_Data shown_
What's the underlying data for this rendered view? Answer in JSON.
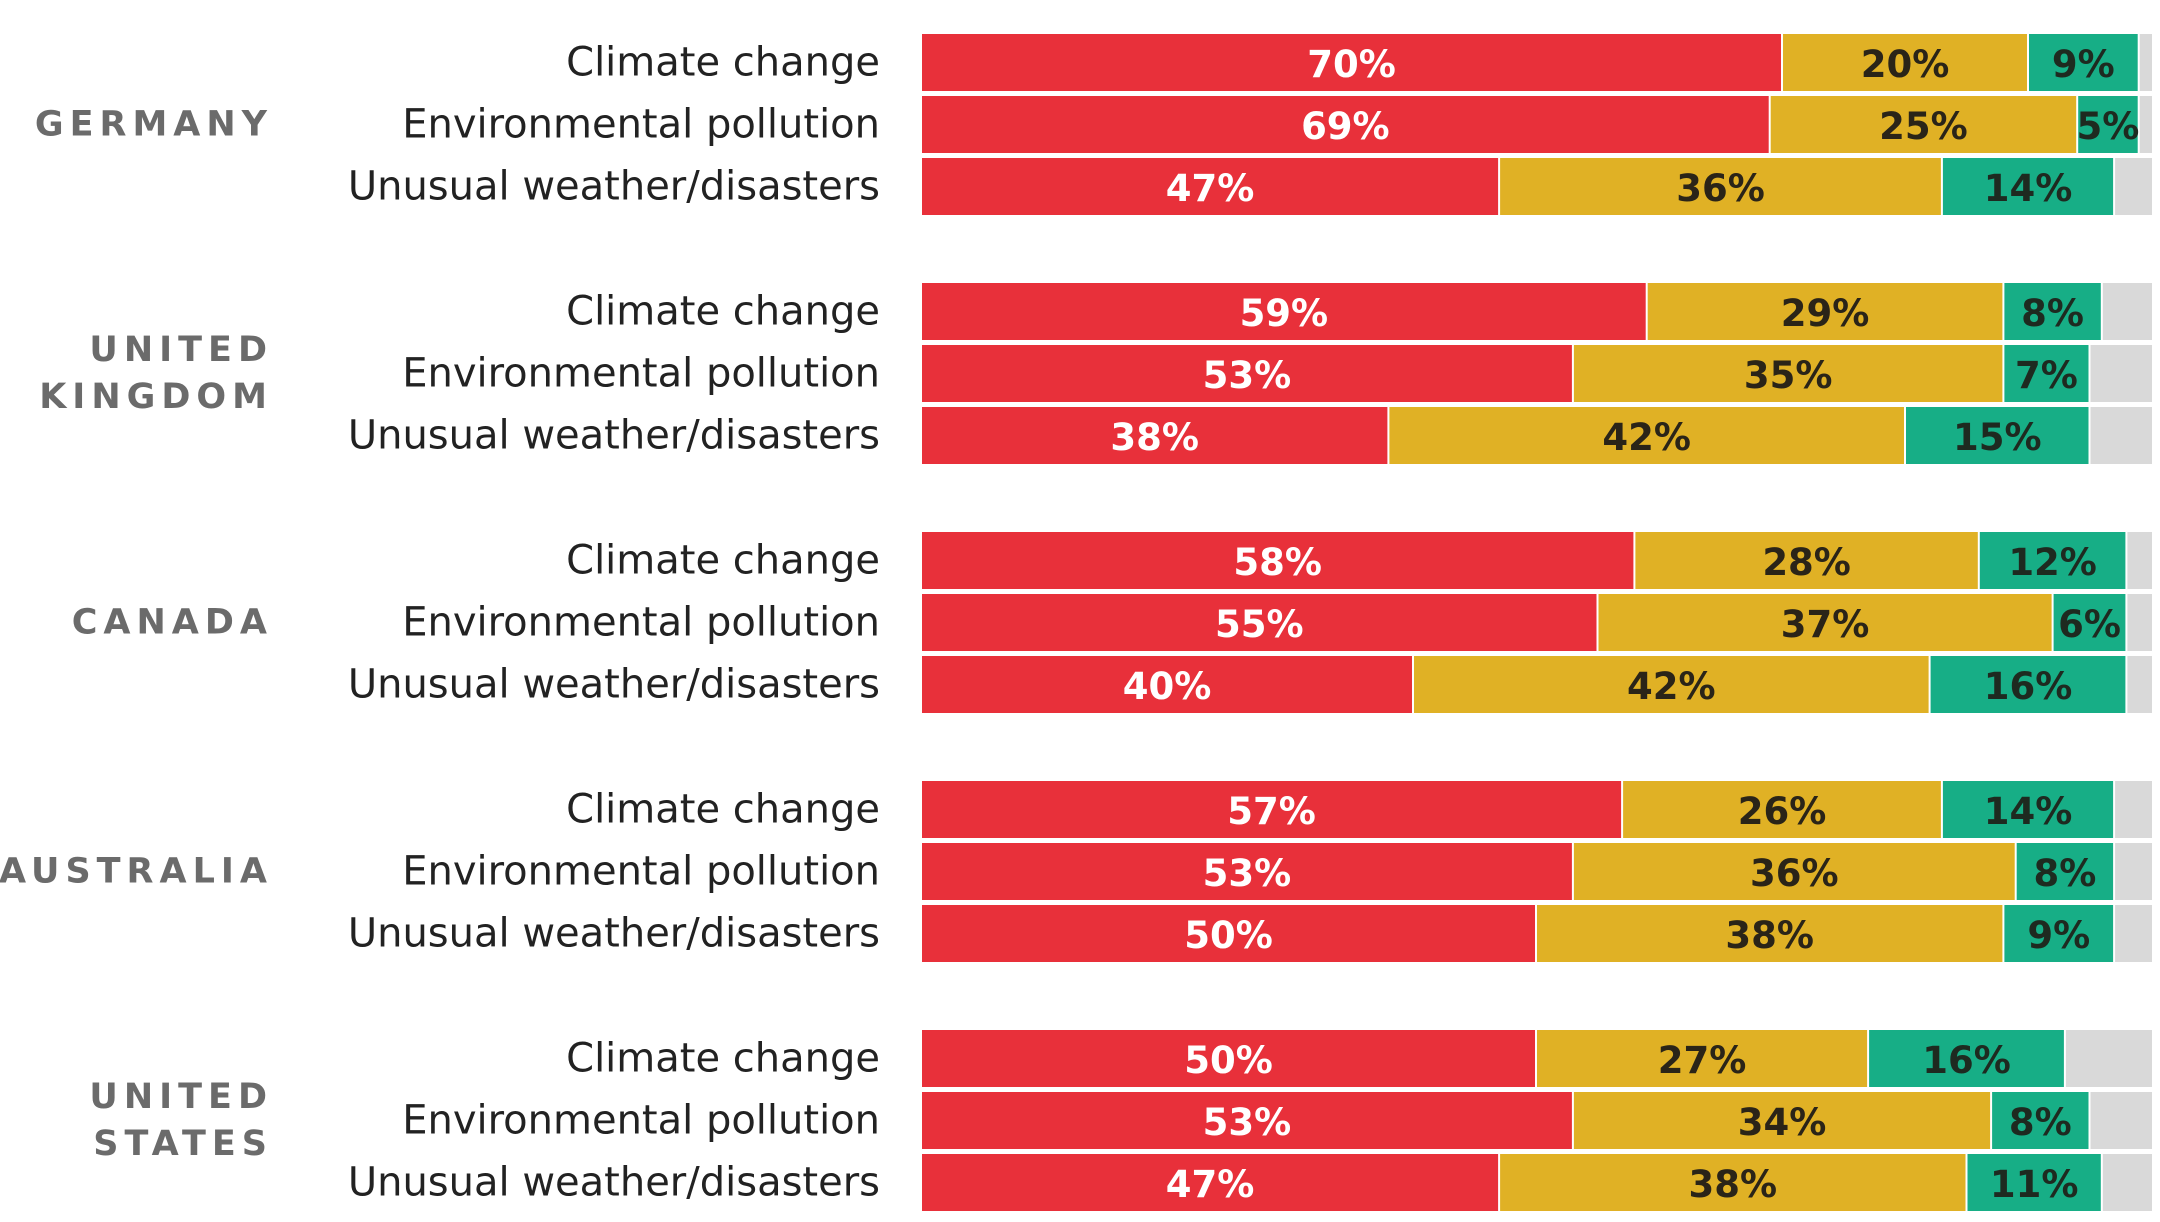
{
  "colors": {
    "segments": [
      "#e8303a",
      "#e0b125",
      "#17ae86",
      "#d9d9d9"
    ],
    "label_colors": [
      "#ffffff",
      "#2a2418",
      "#1e2a20",
      "#333333"
    ],
    "country_label": "#6b6b6b",
    "row_label": "#222222"
  },
  "chart_data": {
    "type": "bar",
    "orientation": "horizontal",
    "stacked": true,
    "percent_suffix": "%",
    "xlim": [
      0,
      100
    ],
    "grid": false,
    "legend": "none",
    "groups": [
      {
        "country": [
          "GERMANY"
        ],
        "rows": [
          {
            "label": "Climate change",
            "values": [
              70,
              20,
              9,
              1
            ]
          },
          {
            "label": "Environmental pollution",
            "values": [
              69,
              25,
              5,
              1
            ]
          },
          {
            "label": "Unusual weather/disasters",
            "values": [
              47,
              36,
              14,
              3
            ]
          }
        ]
      },
      {
        "country": [
          "UNITED",
          "KINGDOM"
        ],
        "rows": [
          {
            "label": "Climate change",
            "values": [
              59,
              29,
              8,
              4
            ]
          },
          {
            "label": "Environmental pollution",
            "values": [
              53,
              35,
              7,
              5
            ]
          },
          {
            "label": "Unusual weather/disasters",
            "values": [
              38,
              42,
              15,
              5
            ]
          }
        ]
      },
      {
        "country": [
          "CANADA"
        ],
        "rows": [
          {
            "label": "Climate change",
            "values": [
              58,
              28,
              12,
              2
            ]
          },
          {
            "label": "Environmental pollution",
            "values": [
              55,
              37,
              6,
              2
            ]
          },
          {
            "label": "Unusual weather/disasters",
            "values": [
              40,
              42,
              16,
              2
            ]
          }
        ]
      },
      {
        "country": [
          "AUSTRALIA"
        ],
        "rows": [
          {
            "label": "Climate change",
            "values": [
              57,
              26,
              14,
              3
            ]
          },
          {
            "label": "Environmental pollution",
            "values": [
              53,
              36,
              8,
              3
            ]
          },
          {
            "label": "Unusual weather/disasters",
            "values": [
              50,
              38,
              9,
              3
            ]
          }
        ]
      },
      {
        "country": [
          "UNITED",
          "STATES"
        ],
        "rows": [
          {
            "label": "Climate change",
            "values": [
              50,
              27,
              16,
              7
            ]
          },
          {
            "label": "Environmental pollution",
            "values": [
              53,
              34,
              8,
              5
            ]
          },
          {
            "label": "Unusual weather/disasters",
            "values": [
              47,
              38,
              11,
              4
            ]
          }
        ]
      }
    ]
  }
}
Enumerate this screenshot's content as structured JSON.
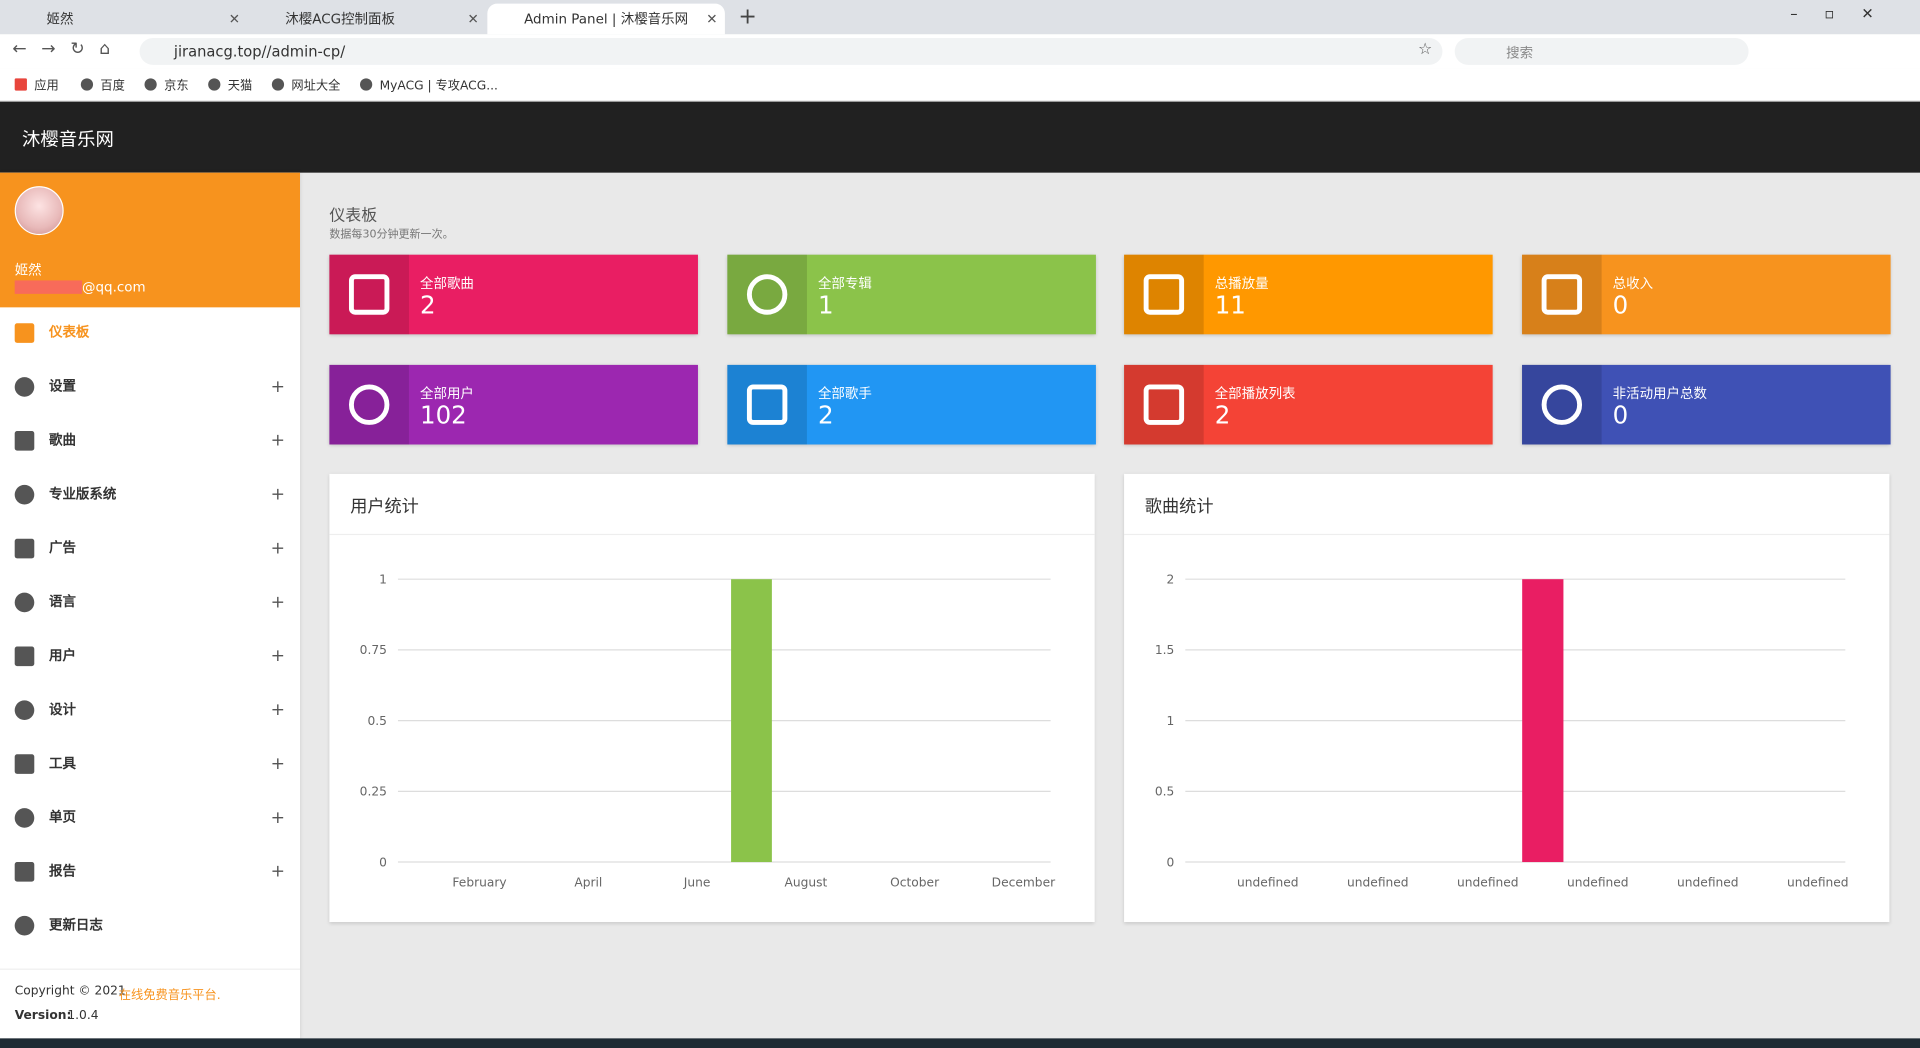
{
  "browser": {
    "tabs": [
      "姬然",
      "沐樱ACG控制面板",
      "Admin Panel | 沐樱音乐网"
    ],
    "url": "jiranacg.top//admin-cp/",
    "search_placeholder": "搜索",
    "bookmarks": [
      "应用",
      "百度",
      "京东",
      "天猫",
      "网址大全",
      "MyACG | 专攻ACG..."
    ]
  },
  "header": {
    "brand": "沐樱音乐网"
  },
  "user": {
    "name": "姬然",
    "email": "@qq.com"
  },
  "menu": [
    "仪表板",
    "设置",
    "歌曲",
    "专业版系统",
    "广告",
    "语言",
    "用户",
    "设计",
    "工具",
    "单页",
    "报告",
    "更新日志"
  ],
  "footer": {
    "copyright": "Copyright © 2021",
    "link": "在线免费音乐平台.",
    "version_label": "Version:",
    "version": "1.0.4"
  },
  "page": {
    "title": "仪表板",
    "subtitle": "数据每30分钟更新一次。"
  },
  "cards": [
    {
      "label": "全部歌曲",
      "value": "2",
      "color": "#e91e63"
    },
    {
      "label": "全部专辑",
      "value": "1",
      "color": "#8bc34a"
    },
    {
      "label": "总播放量",
      "value": "11",
      "color": "#ff9800"
    },
    {
      "label": "总收入",
      "value": "0",
      "color": "#f7931e"
    },
    {
      "label": "全部用户",
      "value": "102",
      "color": "#9c27b0"
    },
    {
      "label": "全部歌手",
      "value": "2",
      "color": "#2196f3"
    },
    {
      "label": "全部播放列表",
      "value": "2",
      "color": "#f44336"
    },
    {
      "label": "非活动用户总数",
      "value": "0",
      "color": "#3f51b5"
    }
  ],
  "chart_data": [
    {
      "type": "bar",
      "title": "用户统计",
      "color": "#8bc34a",
      "categories": [
        null,
        "February",
        null,
        "April",
        null,
        "June",
        null,
        "August",
        null,
        "October",
        null,
        "December"
      ],
      "values": [
        0,
        0,
        0,
        0,
        0,
        0,
        1,
        0,
        0,
        0,
        0,
        0
      ],
      "ylim": [
        0,
        1
      ],
      "yticks": [
        0,
        0.25,
        0.5,
        0.75,
        1
      ],
      "grid": true
    },
    {
      "type": "bar",
      "title": "歌曲统计",
      "color": "#e91e63",
      "categories": [
        null,
        "undefined",
        null,
        "undefined",
        null,
        "undefined",
        null,
        "undefined",
        null,
        "undefined",
        null,
        "undefined"
      ],
      "values": [
        0,
        0,
        0,
        0,
        0,
        0,
        2,
        0,
        0,
        0,
        0,
        0
      ],
      "ylim": [
        0,
        2
      ],
      "yticks": [
        0,
        0.5,
        1,
        1.5,
        2
      ],
      "grid": true
    }
  ]
}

_Task goal_
Transcribe all of the material exactly, leaving out whatever pictures it contains.

_Answer to this exercise_
What's the underlying data for this rendered view? Answer in JSON.
{
  "colors": {
    "segments": [
      "#e8303a",
      "#e0b125",
      "#17ae86",
      "#d9d9d9"
    ],
    "label_colors": [
      "#ffffff",
      "#2a2418",
      "#1e2a20",
      "#333333"
    ],
    "country_label": "#6b6b6b",
    "row_label": "#222222"
  },
  "chart_data": {
    "type": "bar",
    "orientation": "horizontal",
    "stacked": true,
    "percent_suffix": "%",
    "xlim": [
      0,
      100
    ],
    "grid": false,
    "legend": "none",
    "groups": [
      {
        "country": [
          "GERMANY"
        ],
        "rows": [
          {
            "label": "Climate change",
            "values": [
              70,
              20,
              9,
              1
            ]
          },
          {
            "label": "Environmental pollution",
            "values": [
              69,
              25,
              5,
              1
            ]
          },
          {
            "label": "Unusual weather/disasters",
            "values": [
              47,
              36,
              14,
              3
            ]
          }
        ]
      },
      {
        "country": [
          "UNITED",
          "KINGDOM"
        ],
        "rows": [
          {
            "label": "Climate change",
            "values": [
              59,
              29,
              8,
              4
            ]
          },
          {
            "label": "Environmental pollution",
            "values": [
              53,
              35,
              7,
              5
            ]
          },
          {
            "label": "Unusual weather/disasters",
            "values": [
              38,
              42,
              15,
              5
            ]
          }
        ]
      },
      {
        "country": [
          "CANADA"
        ],
        "rows": [
          {
            "label": "Climate change",
            "values": [
              58,
              28,
              12,
              2
            ]
          },
          {
            "label": "Environmental pollution",
            "values": [
              55,
              37,
              6,
              2
            ]
          },
          {
            "label": "Unusual weather/disasters",
            "values": [
              40,
              42,
              16,
              2
            ]
          }
        ]
      },
      {
        "country": [
          "AUSTRALIA"
        ],
        "rows": [
          {
            "label": "Climate change",
            "values": [
              57,
              26,
              14,
              3
            ]
          },
          {
            "label": "Environmental pollution",
            "values": [
              53,
              36,
              8,
              3
            ]
          },
          {
            "label": "Unusual weather/disasters",
            "values": [
              50,
              38,
              9,
              3
            ]
          }
        ]
      },
      {
        "country": [
          "UNITED",
          "STATES"
        ],
        "rows": [
          {
            "label": "Climate change",
            "values": [
              50,
              27,
              16,
              7
            ]
          },
          {
            "label": "Environmental pollution",
            "values": [
              53,
              34,
              8,
              5
            ]
          },
          {
            "label": "Unusual weather/disasters",
            "values": [
              47,
              38,
              11,
              4
            ]
          }
        ]
      }
    ]
  }
}
Enumerate this screenshot's content as structured JSON.
{
  "browser": {
    "tabs": [
      "姬然",
      "沐樱ACG控制面板",
      "Admin Panel | 沐樱音乐网"
    ],
    "url": "jiranacg.top//admin-cp/",
    "search_placeholder": "搜索",
    "bookmarks": [
      "应用",
      "百度",
      "京东",
      "天猫",
      "网址大全",
      "MyACG | 专攻ACG..."
    ]
  },
  "header": {
    "brand": "沐樱音乐网"
  },
  "user": {
    "name": "姬然",
    "email": "@qq.com"
  },
  "menu": [
    "仪表板",
    "设置",
    "歌曲",
    "专业版系统",
    "广告",
    "语言",
    "用户",
    "设计",
    "工具",
    "单页",
    "报告",
    "更新日志"
  ],
  "footer": {
    "copyright": "Copyright © 2021",
    "link": "在线免费音乐平台.",
    "version_label": "Version:",
    "version": "1.0.4"
  },
  "page": {
    "title": "仪表板",
    "subtitle": "数据每30分钟更新一次。"
  },
  "cards": [
    {
      "label": "全部歌曲",
      "value": "2",
      "color": "#e91e63"
    },
    {
      "label": "全部专辑",
      "value": "1",
      "color": "#8bc34a"
    },
    {
      "label": "总播放量",
      "value": "11",
      "color": "#ff9800"
    },
    {
      "label": "总收入",
      "value": "0",
      "color": "#f7931e"
    },
    {
      "label": "全部用户",
      "value": "102",
      "color": "#9c27b0"
    },
    {
      "label": "全部歌手",
      "value": "2",
      "color": "#2196f3"
    },
    {
      "label": "全部播放列表",
      "value": "2",
      "color": "#f44336"
    },
    {
      "label": "非活动用户总数",
      "value": "0",
      "color": "#3f51b5"
    }
  ],
  "chart_data": [
    {
      "type": "bar",
      "title": "用户统计",
      "color": "#8bc34a",
      "categories": [
        null,
        "February",
        null,
        "April",
        null,
        "June",
        null,
        "August",
        null,
        "October",
        null,
        "December"
      ],
      "values": [
        0,
        0,
        0,
        0,
        0,
        0,
        1,
        0,
        0,
        0,
        0,
        0
      ],
      "ylim": [
        0,
        1
      ],
      "yticks": [
        0,
        0.25,
        0.5,
        0.75,
        1
      ],
      "grid": true
    },
    {
      "type": "bar",
      "title": "歌曲统计",
      "color": "#e91e63",
      "categories": [
        null,
        "undefined",
        null,
        "undefined",
        null,
        "undefined",
        null,
        "undefined",
        null,
        "undefined",
        null,
        "undefined"
      ],
      "values": [
        0,
        0,
        0,
        0,
        0,
        0,
        2,
        0,
        0,
        0,
        0,
        0
      ],
      "ylim": [
        0,
        2
      ],
      "yticks": [
        0,
        0.5,
        1,
        1.5,
        2
      ],
      "grid": true
    }
  ]
}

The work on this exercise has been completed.